§ STATED PROBLEM
Wherever the string "Estadística" appears in a line, extract that line.

§ RAW RECORDS
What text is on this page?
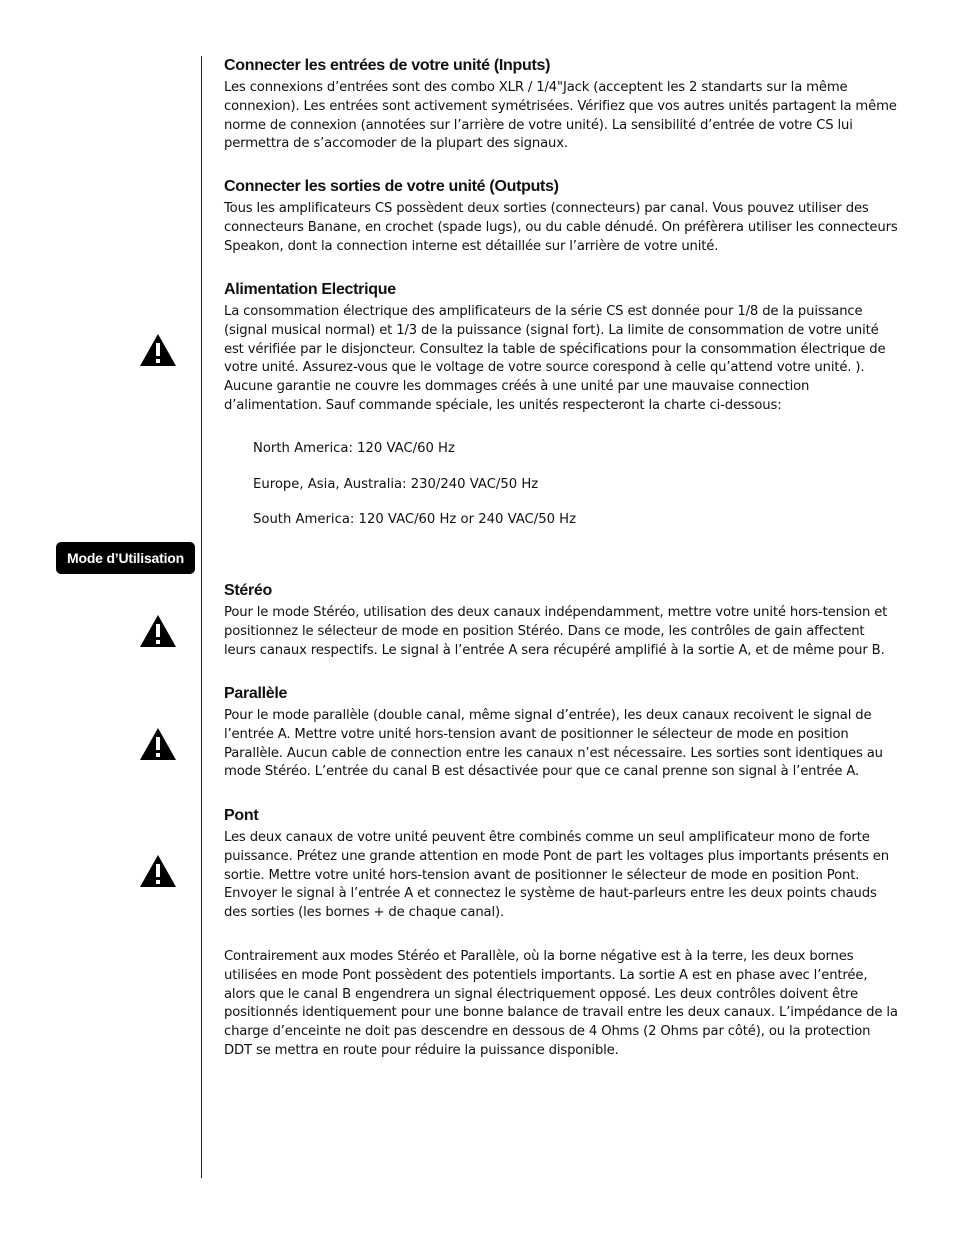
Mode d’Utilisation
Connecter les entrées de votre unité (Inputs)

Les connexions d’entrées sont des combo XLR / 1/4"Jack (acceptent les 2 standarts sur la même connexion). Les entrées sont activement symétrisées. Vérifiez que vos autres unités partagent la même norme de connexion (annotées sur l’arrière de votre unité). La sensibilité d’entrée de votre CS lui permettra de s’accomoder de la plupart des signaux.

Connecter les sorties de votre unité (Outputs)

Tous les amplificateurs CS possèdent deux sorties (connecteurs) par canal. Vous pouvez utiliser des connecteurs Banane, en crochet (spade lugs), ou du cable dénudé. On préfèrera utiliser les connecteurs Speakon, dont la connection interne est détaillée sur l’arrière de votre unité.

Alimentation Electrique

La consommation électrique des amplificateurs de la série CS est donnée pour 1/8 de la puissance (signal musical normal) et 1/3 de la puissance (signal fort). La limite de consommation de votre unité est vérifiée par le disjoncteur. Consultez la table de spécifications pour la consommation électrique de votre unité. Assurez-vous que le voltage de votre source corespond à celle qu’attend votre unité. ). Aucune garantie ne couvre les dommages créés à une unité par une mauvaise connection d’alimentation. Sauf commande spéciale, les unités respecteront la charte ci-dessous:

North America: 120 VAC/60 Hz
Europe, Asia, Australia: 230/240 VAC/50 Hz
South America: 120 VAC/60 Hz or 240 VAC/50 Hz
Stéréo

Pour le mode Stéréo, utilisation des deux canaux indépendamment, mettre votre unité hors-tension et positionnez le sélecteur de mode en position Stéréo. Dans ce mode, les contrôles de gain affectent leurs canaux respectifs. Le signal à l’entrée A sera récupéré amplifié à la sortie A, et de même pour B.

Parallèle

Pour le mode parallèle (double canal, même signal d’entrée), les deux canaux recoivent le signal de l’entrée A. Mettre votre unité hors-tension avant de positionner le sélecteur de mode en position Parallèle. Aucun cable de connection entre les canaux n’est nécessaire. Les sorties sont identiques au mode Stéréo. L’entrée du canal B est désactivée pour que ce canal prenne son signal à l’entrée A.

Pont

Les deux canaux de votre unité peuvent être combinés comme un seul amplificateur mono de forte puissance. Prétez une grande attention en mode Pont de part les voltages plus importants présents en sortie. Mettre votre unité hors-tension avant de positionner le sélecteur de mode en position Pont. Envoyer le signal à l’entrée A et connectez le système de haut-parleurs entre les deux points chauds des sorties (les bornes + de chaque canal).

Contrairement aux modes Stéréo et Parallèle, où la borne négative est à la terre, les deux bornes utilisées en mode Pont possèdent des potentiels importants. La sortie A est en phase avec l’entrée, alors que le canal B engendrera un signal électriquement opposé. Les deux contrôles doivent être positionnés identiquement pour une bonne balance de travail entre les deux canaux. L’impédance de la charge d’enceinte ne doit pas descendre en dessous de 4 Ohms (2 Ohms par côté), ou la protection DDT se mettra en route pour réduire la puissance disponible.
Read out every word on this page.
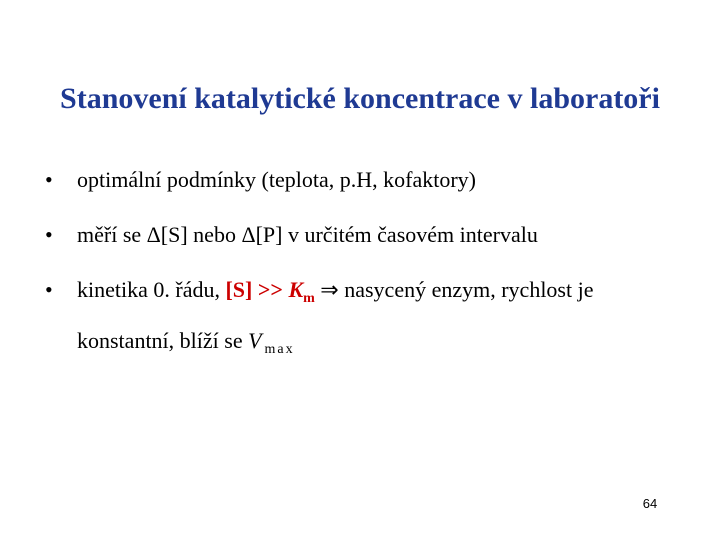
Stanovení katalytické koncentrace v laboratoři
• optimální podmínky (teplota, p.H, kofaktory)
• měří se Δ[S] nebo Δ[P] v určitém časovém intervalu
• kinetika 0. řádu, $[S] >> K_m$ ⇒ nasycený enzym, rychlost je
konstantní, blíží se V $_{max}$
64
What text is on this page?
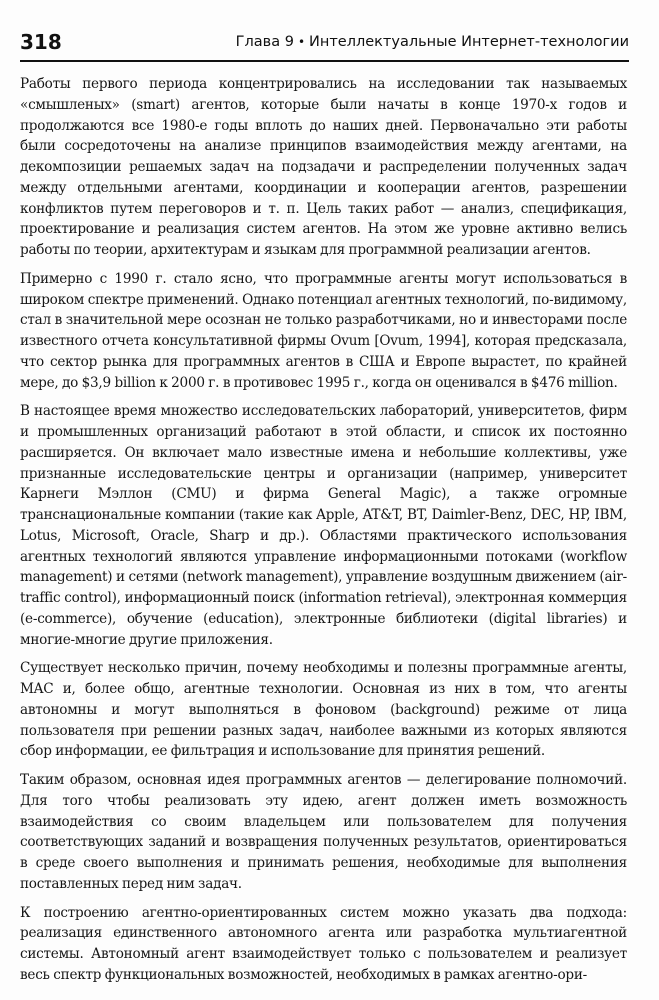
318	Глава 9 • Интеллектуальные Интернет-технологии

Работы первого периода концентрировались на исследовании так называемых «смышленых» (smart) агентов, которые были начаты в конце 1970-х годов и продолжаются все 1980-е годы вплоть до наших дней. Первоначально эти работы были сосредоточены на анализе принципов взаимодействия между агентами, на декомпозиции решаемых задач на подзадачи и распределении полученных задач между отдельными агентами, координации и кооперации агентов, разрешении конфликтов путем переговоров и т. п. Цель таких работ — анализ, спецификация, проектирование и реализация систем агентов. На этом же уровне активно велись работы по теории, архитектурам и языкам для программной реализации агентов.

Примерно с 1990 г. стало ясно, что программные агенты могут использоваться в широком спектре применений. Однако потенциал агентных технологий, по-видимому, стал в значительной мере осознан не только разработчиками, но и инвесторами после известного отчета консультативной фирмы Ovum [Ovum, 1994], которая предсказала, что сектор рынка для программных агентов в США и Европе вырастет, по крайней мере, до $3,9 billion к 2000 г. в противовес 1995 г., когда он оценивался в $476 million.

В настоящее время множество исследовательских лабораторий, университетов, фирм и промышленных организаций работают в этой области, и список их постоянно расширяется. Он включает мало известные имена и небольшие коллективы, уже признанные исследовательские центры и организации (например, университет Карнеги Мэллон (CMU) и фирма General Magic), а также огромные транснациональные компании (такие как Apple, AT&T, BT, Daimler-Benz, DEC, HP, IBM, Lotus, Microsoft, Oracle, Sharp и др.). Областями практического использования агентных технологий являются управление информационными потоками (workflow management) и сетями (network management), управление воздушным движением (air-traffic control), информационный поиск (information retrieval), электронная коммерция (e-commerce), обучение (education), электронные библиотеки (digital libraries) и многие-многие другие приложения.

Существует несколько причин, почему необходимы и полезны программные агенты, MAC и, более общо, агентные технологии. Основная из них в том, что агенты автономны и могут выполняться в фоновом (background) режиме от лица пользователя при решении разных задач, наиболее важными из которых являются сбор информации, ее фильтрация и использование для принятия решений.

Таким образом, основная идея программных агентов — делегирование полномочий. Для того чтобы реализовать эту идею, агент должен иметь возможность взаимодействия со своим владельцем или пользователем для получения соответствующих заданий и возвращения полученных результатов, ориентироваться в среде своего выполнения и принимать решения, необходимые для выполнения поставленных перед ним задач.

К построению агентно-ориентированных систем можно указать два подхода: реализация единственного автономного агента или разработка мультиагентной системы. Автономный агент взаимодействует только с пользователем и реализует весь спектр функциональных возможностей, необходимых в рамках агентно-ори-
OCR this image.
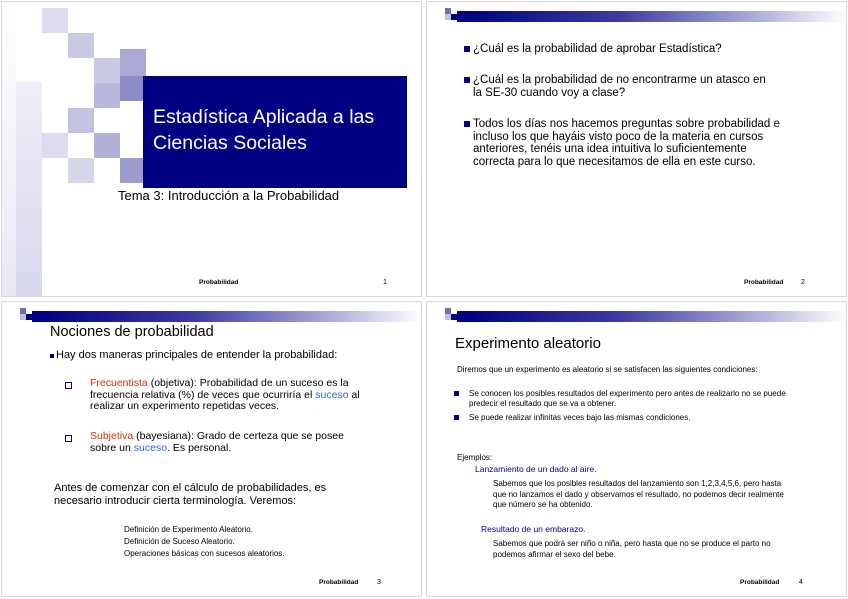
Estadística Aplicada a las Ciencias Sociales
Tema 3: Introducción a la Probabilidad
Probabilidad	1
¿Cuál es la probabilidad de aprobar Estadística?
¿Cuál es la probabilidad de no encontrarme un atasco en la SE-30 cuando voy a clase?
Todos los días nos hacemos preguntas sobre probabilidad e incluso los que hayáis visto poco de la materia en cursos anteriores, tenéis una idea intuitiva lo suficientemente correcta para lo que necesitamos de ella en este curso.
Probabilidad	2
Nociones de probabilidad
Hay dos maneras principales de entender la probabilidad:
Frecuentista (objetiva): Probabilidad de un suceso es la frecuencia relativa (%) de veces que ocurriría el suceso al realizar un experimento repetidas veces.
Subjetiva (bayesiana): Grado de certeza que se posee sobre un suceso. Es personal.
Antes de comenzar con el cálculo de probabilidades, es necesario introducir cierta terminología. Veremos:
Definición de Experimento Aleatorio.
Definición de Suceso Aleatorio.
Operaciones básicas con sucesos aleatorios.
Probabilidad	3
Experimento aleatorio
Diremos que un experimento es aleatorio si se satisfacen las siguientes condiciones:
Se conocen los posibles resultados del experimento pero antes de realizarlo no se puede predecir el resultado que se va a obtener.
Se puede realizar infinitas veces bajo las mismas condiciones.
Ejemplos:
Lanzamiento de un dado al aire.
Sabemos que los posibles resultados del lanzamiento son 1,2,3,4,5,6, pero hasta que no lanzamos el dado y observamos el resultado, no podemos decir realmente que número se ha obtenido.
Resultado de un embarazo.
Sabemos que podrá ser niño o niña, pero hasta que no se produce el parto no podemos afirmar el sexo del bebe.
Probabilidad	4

§ SOLUTION FOR THIS TASK
Estadística Aplicada a las Ciencias Sociales
¿Cuál es la probabilidad de aprobar Estadística?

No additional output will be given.